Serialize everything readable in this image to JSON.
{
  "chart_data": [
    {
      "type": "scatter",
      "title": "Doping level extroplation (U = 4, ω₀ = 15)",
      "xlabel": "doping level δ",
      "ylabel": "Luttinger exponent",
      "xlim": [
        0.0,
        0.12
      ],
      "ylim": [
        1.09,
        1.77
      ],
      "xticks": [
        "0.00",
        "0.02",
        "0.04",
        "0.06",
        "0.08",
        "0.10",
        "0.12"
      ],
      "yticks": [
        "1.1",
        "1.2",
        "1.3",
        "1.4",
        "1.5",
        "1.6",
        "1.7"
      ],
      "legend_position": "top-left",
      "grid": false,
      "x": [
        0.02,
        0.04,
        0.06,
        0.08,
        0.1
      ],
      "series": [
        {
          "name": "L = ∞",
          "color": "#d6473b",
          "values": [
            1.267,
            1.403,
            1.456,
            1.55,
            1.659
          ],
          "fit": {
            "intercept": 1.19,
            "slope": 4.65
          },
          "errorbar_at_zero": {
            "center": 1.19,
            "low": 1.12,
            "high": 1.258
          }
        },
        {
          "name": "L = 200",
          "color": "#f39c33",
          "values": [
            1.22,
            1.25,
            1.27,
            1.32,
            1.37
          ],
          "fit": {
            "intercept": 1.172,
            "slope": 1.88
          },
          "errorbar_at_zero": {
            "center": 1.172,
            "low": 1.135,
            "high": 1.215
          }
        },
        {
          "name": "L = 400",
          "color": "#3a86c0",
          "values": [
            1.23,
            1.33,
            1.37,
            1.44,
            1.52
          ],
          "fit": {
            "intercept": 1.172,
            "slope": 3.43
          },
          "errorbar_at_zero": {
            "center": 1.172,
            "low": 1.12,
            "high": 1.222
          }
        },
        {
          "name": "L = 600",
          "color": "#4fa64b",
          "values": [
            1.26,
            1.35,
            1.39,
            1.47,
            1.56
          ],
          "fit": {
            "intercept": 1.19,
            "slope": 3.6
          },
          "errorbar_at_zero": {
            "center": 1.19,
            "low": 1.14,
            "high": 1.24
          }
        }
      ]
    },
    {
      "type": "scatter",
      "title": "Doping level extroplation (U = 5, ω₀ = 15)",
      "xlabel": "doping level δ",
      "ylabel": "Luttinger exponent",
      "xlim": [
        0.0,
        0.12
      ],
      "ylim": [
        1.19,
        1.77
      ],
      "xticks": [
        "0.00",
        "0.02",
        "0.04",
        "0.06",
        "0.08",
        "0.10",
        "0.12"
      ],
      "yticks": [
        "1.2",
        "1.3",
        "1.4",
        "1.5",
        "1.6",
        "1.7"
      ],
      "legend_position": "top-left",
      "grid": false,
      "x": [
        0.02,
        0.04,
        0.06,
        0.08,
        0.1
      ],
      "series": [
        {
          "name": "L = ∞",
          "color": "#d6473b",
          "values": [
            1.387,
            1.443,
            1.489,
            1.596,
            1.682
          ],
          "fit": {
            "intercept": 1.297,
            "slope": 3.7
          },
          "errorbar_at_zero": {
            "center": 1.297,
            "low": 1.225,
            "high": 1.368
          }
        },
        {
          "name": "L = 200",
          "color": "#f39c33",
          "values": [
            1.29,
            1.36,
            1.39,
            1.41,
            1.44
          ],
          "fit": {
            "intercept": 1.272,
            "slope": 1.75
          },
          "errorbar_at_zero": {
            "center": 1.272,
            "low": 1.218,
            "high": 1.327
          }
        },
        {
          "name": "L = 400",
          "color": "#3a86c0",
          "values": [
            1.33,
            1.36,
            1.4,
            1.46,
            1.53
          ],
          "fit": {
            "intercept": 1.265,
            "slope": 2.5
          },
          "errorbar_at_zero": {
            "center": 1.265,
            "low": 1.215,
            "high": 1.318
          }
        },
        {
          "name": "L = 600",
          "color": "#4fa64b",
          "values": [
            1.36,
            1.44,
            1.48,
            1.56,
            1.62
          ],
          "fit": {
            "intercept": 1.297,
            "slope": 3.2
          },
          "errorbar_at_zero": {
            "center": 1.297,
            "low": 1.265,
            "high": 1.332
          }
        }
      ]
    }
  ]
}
§
# [EXERCISE PROMPT]
Copy every line of the listing where the word "title" appears.

# [RESULT OF THE TASK]
      "title": "Doping level extroplation (U = 4, ω₀ = 15)",
      "title": "Doping level extroplation (U = 5, ω₀ = 15)",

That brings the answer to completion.